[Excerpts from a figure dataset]
┌──
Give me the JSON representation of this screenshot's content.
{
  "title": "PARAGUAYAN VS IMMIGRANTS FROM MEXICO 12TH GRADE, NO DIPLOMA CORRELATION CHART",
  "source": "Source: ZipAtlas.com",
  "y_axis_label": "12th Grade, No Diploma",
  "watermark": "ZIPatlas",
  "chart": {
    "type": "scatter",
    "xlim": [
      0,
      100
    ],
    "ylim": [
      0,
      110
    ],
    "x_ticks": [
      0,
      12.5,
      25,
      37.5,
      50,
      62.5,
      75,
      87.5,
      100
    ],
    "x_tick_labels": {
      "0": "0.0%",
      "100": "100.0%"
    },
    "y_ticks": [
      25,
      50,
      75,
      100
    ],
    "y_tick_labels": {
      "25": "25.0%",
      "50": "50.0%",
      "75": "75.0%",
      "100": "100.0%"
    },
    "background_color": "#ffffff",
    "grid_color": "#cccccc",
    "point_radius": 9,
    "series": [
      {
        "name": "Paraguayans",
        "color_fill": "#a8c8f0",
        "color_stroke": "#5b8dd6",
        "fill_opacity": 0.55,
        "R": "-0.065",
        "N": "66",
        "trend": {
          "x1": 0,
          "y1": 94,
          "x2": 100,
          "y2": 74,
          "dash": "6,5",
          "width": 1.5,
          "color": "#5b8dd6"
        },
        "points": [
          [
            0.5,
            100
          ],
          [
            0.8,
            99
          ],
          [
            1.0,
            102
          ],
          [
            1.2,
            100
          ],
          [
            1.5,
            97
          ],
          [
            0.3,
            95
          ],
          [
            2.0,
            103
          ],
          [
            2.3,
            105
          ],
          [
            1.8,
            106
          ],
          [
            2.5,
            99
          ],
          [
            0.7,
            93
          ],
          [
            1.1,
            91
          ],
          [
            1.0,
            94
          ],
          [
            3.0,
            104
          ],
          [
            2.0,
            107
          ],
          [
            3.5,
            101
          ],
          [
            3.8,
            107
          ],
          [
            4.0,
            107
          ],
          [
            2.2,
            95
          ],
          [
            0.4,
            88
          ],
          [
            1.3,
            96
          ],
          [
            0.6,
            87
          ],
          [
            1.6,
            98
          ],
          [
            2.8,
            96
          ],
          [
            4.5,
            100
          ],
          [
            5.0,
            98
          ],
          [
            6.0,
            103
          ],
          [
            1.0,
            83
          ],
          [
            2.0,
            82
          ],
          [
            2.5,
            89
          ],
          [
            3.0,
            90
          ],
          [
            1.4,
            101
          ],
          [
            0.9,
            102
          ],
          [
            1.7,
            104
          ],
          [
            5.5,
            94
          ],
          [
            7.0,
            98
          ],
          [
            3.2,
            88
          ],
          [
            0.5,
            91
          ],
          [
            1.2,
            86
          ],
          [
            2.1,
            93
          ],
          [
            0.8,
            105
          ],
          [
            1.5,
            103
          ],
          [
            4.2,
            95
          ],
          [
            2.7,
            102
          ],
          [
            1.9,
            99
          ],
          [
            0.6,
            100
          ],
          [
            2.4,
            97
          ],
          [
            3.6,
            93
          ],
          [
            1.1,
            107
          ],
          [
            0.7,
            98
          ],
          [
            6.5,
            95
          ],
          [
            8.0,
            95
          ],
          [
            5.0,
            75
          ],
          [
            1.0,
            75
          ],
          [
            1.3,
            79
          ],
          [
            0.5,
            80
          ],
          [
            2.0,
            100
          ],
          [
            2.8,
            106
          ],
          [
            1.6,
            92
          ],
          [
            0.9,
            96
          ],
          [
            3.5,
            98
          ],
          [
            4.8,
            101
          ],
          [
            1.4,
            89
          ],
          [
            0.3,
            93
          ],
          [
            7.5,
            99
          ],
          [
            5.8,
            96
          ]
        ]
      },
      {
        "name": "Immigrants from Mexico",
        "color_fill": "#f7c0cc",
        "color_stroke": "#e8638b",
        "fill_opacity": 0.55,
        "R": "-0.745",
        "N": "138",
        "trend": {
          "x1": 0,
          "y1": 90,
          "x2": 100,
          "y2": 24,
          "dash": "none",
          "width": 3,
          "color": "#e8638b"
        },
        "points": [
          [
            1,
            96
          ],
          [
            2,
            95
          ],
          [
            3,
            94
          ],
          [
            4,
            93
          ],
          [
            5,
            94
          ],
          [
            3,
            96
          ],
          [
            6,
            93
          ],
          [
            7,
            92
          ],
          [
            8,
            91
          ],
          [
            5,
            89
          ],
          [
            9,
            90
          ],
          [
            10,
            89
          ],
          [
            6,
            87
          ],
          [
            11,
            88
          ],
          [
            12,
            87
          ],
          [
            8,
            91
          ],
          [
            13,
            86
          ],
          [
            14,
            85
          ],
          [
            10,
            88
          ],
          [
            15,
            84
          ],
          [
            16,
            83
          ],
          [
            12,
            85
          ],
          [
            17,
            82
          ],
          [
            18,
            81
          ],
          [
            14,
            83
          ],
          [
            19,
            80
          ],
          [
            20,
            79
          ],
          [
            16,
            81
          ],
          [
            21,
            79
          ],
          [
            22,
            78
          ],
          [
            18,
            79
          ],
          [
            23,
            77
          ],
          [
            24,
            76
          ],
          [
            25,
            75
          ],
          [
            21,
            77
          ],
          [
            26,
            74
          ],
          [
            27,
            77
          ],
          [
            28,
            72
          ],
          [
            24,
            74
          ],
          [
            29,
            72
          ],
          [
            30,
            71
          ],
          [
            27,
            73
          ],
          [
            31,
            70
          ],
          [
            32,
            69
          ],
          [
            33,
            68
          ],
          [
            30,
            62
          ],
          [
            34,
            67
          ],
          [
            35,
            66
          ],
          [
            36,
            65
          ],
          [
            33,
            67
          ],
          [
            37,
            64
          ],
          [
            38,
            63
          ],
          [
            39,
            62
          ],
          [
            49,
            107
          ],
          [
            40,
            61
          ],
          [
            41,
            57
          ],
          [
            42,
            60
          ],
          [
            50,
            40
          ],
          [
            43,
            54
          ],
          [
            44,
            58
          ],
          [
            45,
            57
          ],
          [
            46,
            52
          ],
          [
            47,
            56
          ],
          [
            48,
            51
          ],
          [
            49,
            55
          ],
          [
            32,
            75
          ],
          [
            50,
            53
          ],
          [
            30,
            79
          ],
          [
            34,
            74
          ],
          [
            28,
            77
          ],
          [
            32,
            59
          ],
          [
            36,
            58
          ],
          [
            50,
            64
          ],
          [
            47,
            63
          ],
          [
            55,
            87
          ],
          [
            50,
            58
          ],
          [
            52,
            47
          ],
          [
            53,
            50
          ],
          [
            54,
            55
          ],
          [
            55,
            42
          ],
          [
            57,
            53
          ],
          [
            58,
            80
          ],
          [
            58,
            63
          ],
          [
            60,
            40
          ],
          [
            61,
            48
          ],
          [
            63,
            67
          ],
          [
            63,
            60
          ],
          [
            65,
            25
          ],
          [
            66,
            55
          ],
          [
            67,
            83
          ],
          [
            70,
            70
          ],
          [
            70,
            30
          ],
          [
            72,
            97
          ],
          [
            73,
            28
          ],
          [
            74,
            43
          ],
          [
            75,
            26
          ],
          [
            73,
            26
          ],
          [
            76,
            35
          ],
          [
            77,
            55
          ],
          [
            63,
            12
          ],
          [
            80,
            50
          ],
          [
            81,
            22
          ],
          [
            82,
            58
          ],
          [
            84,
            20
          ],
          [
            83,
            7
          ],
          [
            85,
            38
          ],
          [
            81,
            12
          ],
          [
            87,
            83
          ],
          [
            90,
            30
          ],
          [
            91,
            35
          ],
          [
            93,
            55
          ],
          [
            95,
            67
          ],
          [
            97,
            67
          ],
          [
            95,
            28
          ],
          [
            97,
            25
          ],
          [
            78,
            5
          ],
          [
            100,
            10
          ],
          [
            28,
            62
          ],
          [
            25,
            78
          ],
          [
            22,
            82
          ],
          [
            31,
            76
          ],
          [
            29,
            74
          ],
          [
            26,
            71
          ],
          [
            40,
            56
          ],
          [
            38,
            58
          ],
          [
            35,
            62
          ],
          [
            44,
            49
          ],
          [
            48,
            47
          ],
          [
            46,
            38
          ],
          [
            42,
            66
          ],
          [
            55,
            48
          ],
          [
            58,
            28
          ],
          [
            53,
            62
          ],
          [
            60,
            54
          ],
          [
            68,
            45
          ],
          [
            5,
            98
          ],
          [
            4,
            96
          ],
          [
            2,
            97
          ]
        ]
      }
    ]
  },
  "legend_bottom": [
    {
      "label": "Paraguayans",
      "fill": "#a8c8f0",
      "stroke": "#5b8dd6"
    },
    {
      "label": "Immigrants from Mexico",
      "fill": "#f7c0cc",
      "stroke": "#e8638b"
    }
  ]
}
└──
■ **WHAT NEEDS TO BE DONE**
Filter the records above and return every line that holds the word "name".

■ **SOLVED EXERCISE**
        "name": "Paraguayans",
        "name": "Immigrants from Mexico",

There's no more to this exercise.